--- Start ---

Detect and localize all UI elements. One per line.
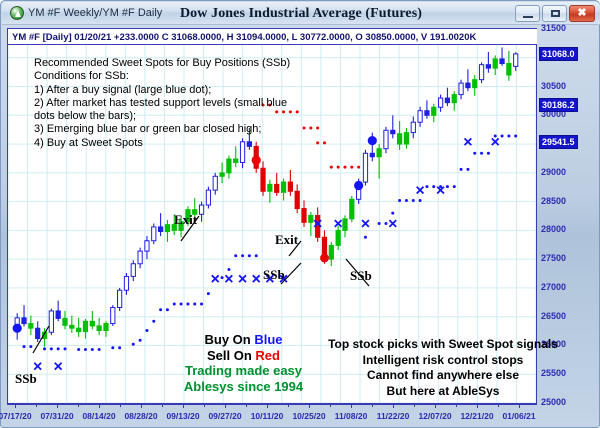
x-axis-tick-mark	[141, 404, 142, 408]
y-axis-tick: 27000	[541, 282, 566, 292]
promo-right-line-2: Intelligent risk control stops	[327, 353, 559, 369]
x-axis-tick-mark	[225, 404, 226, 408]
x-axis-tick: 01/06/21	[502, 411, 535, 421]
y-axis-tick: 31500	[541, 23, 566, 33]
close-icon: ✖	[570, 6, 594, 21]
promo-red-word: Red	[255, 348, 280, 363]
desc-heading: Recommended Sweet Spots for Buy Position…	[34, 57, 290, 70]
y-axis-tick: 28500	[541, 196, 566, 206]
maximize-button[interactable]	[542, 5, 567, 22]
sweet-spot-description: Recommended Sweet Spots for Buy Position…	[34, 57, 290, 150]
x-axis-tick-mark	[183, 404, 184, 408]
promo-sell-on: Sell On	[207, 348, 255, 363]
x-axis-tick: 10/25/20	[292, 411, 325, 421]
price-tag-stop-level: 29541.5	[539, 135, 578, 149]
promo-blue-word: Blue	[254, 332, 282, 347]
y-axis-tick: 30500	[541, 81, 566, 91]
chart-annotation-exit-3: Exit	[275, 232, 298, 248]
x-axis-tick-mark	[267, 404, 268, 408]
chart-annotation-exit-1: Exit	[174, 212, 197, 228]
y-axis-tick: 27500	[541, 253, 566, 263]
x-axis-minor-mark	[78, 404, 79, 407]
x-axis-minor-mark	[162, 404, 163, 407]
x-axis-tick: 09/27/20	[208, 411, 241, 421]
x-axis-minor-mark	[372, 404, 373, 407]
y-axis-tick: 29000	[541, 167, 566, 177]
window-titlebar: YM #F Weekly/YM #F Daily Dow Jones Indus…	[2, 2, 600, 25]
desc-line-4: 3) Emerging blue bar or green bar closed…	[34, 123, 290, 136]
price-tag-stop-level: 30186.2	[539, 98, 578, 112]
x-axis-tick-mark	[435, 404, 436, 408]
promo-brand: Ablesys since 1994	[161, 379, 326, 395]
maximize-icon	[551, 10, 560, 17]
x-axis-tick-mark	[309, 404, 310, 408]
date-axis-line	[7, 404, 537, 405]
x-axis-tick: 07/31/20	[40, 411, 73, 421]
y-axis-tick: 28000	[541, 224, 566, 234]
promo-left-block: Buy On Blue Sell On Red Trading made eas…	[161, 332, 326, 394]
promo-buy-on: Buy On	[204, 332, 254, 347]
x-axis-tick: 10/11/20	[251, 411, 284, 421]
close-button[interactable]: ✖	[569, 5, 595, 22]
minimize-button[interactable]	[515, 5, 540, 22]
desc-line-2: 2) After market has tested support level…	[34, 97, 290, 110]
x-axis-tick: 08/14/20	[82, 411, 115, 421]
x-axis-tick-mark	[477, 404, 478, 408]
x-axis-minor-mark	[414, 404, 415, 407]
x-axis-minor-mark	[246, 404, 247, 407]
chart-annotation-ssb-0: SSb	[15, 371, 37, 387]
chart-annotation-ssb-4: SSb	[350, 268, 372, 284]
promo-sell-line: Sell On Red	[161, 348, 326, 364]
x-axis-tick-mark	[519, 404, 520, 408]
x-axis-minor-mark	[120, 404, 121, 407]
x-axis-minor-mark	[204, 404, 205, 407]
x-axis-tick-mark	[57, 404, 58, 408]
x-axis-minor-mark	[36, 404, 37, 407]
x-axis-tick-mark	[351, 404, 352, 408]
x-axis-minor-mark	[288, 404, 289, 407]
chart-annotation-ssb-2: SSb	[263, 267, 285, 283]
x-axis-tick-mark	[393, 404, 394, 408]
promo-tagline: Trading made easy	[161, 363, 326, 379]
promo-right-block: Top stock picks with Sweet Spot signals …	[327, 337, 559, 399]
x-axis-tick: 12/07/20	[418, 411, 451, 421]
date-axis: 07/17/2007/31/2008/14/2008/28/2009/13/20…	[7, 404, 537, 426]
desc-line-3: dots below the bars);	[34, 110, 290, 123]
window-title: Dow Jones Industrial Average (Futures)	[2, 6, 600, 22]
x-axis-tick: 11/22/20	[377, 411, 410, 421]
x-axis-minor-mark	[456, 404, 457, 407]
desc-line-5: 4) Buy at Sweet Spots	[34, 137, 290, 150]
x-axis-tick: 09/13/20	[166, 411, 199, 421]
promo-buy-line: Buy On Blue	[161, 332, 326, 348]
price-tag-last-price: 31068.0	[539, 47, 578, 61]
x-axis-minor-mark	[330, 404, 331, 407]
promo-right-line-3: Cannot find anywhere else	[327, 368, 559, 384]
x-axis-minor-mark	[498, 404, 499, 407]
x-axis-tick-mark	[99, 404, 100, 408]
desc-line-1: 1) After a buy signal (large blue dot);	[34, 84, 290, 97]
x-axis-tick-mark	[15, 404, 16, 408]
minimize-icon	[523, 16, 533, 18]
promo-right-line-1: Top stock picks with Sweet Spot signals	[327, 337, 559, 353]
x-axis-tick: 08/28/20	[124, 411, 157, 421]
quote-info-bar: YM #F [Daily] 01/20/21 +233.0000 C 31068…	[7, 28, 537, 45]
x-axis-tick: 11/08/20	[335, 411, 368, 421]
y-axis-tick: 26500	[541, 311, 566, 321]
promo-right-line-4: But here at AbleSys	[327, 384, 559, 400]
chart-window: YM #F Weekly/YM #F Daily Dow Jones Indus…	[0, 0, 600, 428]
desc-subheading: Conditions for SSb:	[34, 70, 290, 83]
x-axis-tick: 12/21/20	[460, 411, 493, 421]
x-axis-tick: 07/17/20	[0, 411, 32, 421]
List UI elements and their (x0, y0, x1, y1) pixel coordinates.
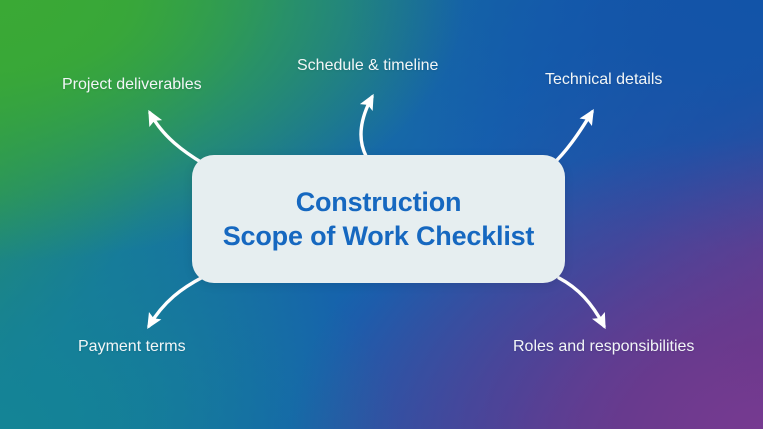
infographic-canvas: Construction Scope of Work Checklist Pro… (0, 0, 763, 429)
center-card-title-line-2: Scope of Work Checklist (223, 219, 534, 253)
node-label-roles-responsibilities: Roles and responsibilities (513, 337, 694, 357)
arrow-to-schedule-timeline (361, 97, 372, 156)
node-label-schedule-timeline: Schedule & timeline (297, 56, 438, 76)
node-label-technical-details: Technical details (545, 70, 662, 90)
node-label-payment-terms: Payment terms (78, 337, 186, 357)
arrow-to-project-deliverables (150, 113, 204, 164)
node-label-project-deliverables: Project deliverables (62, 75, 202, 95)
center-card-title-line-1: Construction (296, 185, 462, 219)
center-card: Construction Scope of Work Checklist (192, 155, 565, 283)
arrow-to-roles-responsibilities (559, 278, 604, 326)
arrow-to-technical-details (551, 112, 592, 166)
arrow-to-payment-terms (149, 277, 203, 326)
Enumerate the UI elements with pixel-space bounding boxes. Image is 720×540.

--- End ---

▸ **GOAL**:
Find every line in the items above that contains the word "exit" and copy each one.

▸ **THE ANSWER**:
chart-annotation-exit-3: Exit	[275, 232, 298, 248]
chart-annotation-exit-1: Exit	[174, 212, 197, 228]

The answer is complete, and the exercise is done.